**SOURCE DATA:**

------------

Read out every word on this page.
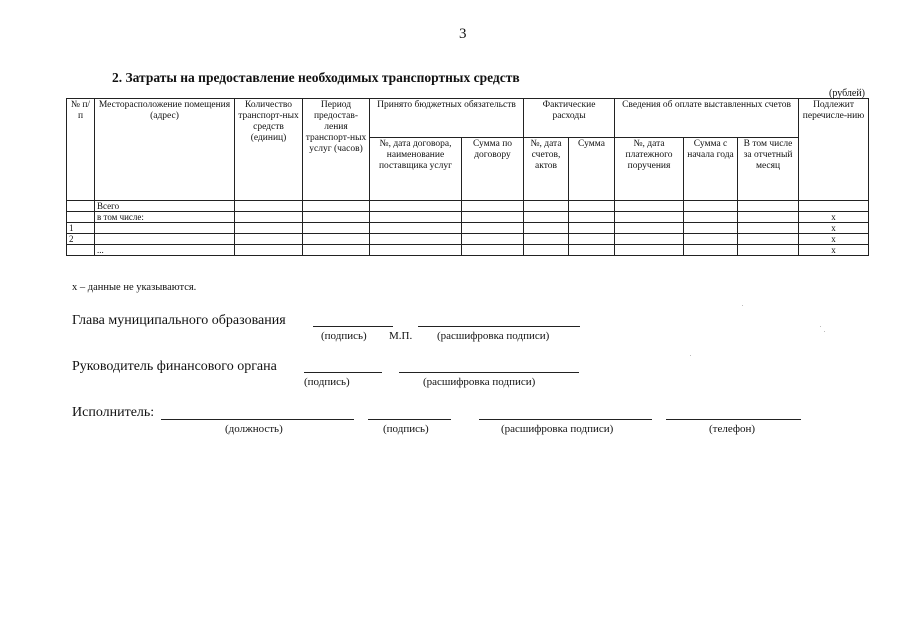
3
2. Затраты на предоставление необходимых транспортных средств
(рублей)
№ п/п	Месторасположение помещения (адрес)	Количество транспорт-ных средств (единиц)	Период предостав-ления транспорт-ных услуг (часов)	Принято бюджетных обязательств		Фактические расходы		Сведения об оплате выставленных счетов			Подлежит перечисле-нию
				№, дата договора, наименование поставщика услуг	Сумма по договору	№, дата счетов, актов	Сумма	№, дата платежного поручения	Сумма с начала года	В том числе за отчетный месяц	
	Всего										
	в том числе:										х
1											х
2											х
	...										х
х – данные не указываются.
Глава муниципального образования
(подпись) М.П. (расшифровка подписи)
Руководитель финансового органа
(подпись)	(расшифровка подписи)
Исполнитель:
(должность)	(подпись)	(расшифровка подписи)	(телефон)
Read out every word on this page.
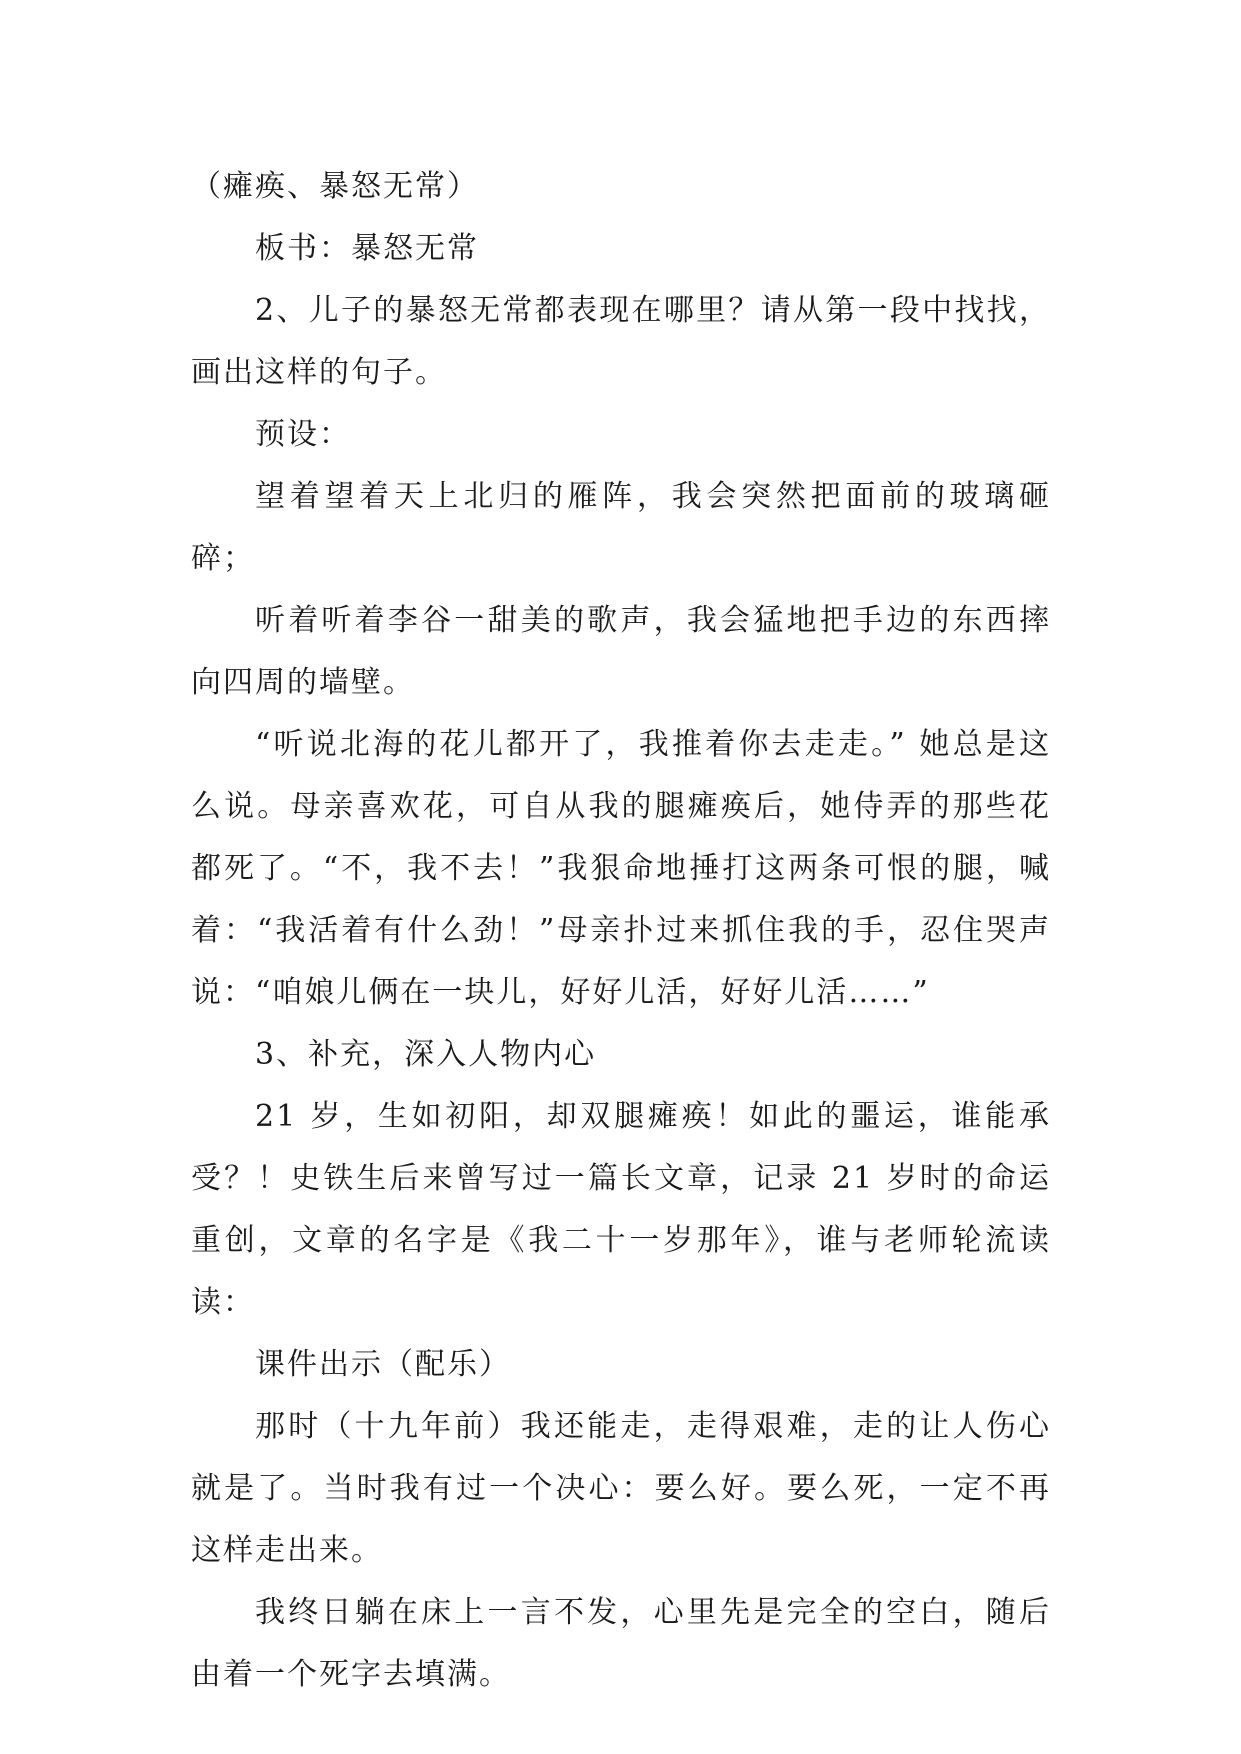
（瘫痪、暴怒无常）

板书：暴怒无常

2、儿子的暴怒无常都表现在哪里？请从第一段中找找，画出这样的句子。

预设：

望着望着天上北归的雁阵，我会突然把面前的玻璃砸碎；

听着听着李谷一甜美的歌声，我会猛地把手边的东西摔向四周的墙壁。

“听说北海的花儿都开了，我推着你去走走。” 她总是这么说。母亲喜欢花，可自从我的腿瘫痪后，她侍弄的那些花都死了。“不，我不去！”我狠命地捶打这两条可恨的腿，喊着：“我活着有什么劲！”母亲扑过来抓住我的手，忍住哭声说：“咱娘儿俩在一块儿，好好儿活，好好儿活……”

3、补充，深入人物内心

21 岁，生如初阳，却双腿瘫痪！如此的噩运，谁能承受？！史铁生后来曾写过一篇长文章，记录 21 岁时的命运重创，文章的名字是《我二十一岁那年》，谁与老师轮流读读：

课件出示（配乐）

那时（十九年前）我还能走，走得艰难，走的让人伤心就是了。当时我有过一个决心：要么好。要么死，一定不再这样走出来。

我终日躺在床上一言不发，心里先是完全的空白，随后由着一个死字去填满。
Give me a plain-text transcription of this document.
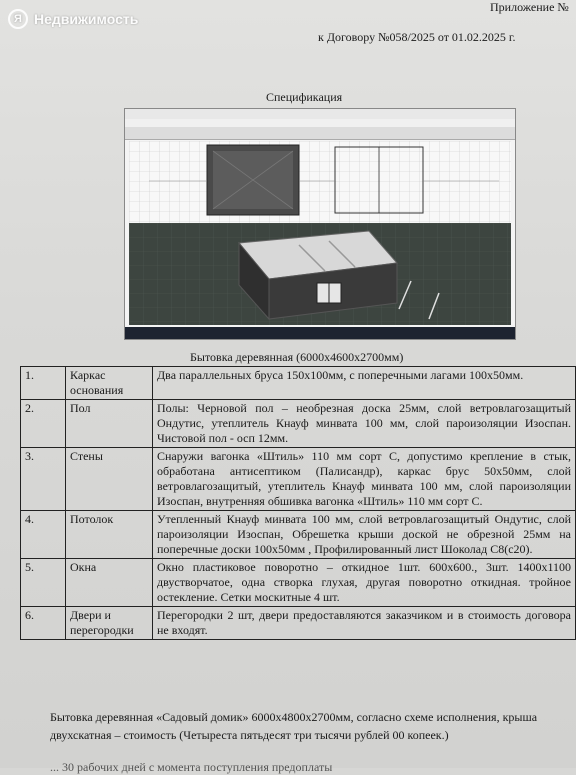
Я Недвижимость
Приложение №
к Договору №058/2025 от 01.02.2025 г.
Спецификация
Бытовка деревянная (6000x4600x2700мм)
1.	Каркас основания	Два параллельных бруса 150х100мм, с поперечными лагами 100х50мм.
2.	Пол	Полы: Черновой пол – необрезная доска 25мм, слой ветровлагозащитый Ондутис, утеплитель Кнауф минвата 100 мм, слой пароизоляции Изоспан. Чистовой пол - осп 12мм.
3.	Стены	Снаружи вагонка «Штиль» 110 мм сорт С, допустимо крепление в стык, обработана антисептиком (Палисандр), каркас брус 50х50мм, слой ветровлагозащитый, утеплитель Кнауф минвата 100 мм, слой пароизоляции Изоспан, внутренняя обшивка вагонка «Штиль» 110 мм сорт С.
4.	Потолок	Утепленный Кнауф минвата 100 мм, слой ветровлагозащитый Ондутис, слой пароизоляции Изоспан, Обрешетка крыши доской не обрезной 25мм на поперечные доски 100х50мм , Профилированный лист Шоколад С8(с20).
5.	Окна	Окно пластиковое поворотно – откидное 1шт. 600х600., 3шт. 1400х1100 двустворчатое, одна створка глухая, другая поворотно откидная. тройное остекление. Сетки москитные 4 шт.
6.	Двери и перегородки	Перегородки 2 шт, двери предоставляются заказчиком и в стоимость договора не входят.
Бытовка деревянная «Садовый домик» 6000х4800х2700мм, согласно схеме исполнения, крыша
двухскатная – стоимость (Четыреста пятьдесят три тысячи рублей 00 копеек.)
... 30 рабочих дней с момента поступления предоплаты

------------

Copy the listing over exactly, skipping the pictures it holds.

**RESULT OF THE EXERCISE:**
Read out every word on this page.
3
2. Затраты на предоставление необходимых транспортных средств
(рублей)
№ п/п	Месторасположение помещения (адрес)	Количество транспорт-ных средств (единиц)	Период предостав-ления транспорт-ных услуг (часов)	Принято бюджетных обязательств		Фактические расходы		Сведения об оплате выставленных счетов			Подлежит перечисле-нию
				№, дата договора, наименование поставщика услуг	Сумма по договору	№, дата счетов, актов	Сумма	№, дата платежного поручения	Сумма с начала года	В том числе за отчетный месяц	
	Всего										
	в том числе:										х
1											х
2											х
	...										х
х – данные не указываются.
Глава муниципального образования
(подпись) М.П. (расшифровка подписи)
Руководитель финансового органа
(подпись)	(расшифровка подписи)
Исполнитель:
(должность)	(подпись)	(расшифровка подписи)	(телефон)
Read out every word on this page.
（瘫痪、暴怒无常）

板书：暴怒无常

2、儿子的暴怒无常都表现在哪里？请从第一段中找找，画出这样的句子。

预设：

望着望着天上北归的雁阵，我会突然把面前的玻璃砸碎；

听着听着李谷一甜美的歌声，我会猛地把手边的东西摔向四周的墙壁。

“听说北海的花儿都开了，我推着你去走走。” 她总是这么说。母亲喜欢花，可自从我的腿瘫痪后，她侍弄的那些花都死了。“不，我不去！”我狠命地捶打这两条可恨的腿，喊着：“我活着有什么劲！”母亲扑过来抓住我的手，忍住哭声说：“咱娘儿俩在一块儿，好好儿活，好好儿活……”

3、补充，深入人物内心

21 岁，生如初阳，却双腿瘫痪！如此的噩运，谁能承受？！史铁生后来曾写过一篇长文章，记录 21 岁时的命运重创，文章的名字是《我二十一岁那年》，谁与老师轮流读读：

课件出示（配乐）

那时（十九年前）我还能走，走得艰难，走的让人伤心就是了。当时我有过一个决心：要么好。要么死，一定不再这样走出来。

我终日躺在床上一言不发，心里先是完全的空白，随后由着一个死字去填满。
Give me a plain-text transcription of this document.
Я Недвижимость
Приложение №
к Договору №058/2025 от 01.02.2025 г.
Спецификация
Бытовка деревянная (6000x4600x2700мм)
1.	Каркас основания	Два параллельных бруса 150х100мм, с поперечными лагами 100х50мм.
2.	Пол	Полы: Черновой пол – необрезная доска 25мм, слой ветровлагозащитый Ондутис, утеплитель Кнауф минвата 100 мм, слой пароизоляции Изоспан. Чистовой пол - осп 12мм.
3.	Стены	Снаружи вагонка «Штиль» 110 мм сорт С, допустимо крепление в стык, обработана антисептиком (Палисандр), каркас брус 50х50мм, слой ветровлагозащитый, утеплитель Кнауф минвата 100 мм, слой пароизоляции Изоспан, внутренняя обшивка вагонка «Штиль» 110 мм сорт С.
4.	Потолок	Утепленный Кнауф минвата 100 мм, слой ветровлагозащитый Ондутис, слой пароизоляции Изоспан, Обрешетка крыши доской не обрезной 25мм на поперечные доски 100х50мм , Профилированный лист Шоколад С8(с20).
5.	Окна	Окно пластиковое поворотно – откидное 1шт. 600х600., 3шт. 1400х1100 двустворчатое, одна створка глухая, другая поворотно откидная. тройное остекление. Сетки москитные 4 шт.
6.	Двери и перегородки	Перегородки 2 шт, двери предоставляются заказчиком и в стоимость договора не входят.
Бытовка деревянная «Садовый домик» 6000х4800х2700мм, согласно схеме исполнения, крыша
двухскатная – стоимость (Четыреста пятьдесят три тысячи рублей 00 копеек.)
... 30 рабочих дней с момента поступления предоплаты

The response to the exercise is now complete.